Extract, exactly as written, all lines of the material below from the line that includes "Output a JSON" through its last line.

========================================

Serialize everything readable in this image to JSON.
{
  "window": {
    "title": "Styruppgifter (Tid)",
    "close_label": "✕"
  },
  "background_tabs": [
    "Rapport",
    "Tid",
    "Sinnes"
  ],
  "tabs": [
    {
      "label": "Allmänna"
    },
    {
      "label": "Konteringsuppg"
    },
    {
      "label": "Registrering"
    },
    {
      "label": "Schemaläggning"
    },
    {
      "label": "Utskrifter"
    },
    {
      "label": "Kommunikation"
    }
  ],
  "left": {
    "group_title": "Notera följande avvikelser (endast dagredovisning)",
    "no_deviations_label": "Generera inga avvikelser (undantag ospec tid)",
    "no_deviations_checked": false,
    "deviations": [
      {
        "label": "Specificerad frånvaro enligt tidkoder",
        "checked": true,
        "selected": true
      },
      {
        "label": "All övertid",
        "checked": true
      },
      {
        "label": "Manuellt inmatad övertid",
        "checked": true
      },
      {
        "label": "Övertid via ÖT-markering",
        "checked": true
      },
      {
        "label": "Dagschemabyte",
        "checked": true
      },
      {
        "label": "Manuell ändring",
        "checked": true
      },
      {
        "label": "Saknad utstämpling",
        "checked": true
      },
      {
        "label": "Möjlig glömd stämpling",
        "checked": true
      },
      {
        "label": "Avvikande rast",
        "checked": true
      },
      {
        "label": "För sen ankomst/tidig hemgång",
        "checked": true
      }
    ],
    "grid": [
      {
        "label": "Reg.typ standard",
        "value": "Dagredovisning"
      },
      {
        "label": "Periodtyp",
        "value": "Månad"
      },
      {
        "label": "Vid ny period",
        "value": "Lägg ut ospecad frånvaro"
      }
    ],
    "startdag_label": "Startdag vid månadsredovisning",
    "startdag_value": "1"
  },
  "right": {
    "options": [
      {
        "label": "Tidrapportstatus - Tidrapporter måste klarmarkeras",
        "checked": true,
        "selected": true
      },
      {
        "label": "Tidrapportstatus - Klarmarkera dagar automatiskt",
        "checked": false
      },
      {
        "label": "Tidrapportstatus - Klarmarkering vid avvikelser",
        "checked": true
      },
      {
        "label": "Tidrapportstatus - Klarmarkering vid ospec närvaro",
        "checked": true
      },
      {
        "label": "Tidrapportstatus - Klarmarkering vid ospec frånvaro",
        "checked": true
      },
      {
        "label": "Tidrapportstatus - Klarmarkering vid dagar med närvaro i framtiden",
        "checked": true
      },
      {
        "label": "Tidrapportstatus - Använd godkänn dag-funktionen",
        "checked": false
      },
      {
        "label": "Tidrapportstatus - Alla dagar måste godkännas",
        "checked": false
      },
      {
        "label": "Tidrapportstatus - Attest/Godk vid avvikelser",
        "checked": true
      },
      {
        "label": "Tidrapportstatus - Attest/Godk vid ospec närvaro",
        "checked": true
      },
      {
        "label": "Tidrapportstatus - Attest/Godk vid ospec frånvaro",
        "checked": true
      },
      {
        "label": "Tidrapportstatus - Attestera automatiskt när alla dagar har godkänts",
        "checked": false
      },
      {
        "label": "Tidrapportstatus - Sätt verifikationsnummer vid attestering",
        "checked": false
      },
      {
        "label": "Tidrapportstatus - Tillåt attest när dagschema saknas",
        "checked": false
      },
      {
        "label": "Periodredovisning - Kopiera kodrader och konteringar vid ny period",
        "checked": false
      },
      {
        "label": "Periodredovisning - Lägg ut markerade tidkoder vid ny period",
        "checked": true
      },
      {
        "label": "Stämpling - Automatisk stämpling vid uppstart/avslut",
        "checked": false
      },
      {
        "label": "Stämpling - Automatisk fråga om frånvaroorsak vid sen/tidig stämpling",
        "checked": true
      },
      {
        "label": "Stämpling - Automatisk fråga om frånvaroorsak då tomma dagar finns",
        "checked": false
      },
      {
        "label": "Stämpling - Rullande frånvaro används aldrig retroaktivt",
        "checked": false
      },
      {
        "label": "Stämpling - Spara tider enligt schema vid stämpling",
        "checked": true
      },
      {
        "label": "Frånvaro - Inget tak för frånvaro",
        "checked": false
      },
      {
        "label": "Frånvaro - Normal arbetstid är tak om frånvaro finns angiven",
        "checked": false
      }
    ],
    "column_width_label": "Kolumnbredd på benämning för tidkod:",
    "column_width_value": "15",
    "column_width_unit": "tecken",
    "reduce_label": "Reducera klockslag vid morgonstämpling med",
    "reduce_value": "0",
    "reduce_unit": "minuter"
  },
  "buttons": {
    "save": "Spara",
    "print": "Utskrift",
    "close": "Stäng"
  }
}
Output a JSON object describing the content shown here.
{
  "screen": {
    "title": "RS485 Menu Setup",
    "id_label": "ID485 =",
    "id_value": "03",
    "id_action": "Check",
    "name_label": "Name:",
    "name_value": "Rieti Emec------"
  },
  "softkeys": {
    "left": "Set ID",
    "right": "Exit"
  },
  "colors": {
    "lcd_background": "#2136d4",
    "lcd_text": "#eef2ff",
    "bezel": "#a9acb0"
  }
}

========================================

- [SOLVED EXERCISE]
Output a JSON object describing the content shown here.
{
  "screen": {
    "title": "RS485 Menu Setup",
    "id_label": "ID485 =",
    "id_value": "03",
    "id_action": "Check",
    "name_label": "Name:",
    "name_value": "Rieti Emec------"
  },
  "softkeys": {
    "left": "Set ID",
    "right": "Exit"
  },
  "colors": {
    "lcd_background": "#2136d4",
    "lcd_text": "#eef2ff",
    "bezel": "#a9acb0"
  }
}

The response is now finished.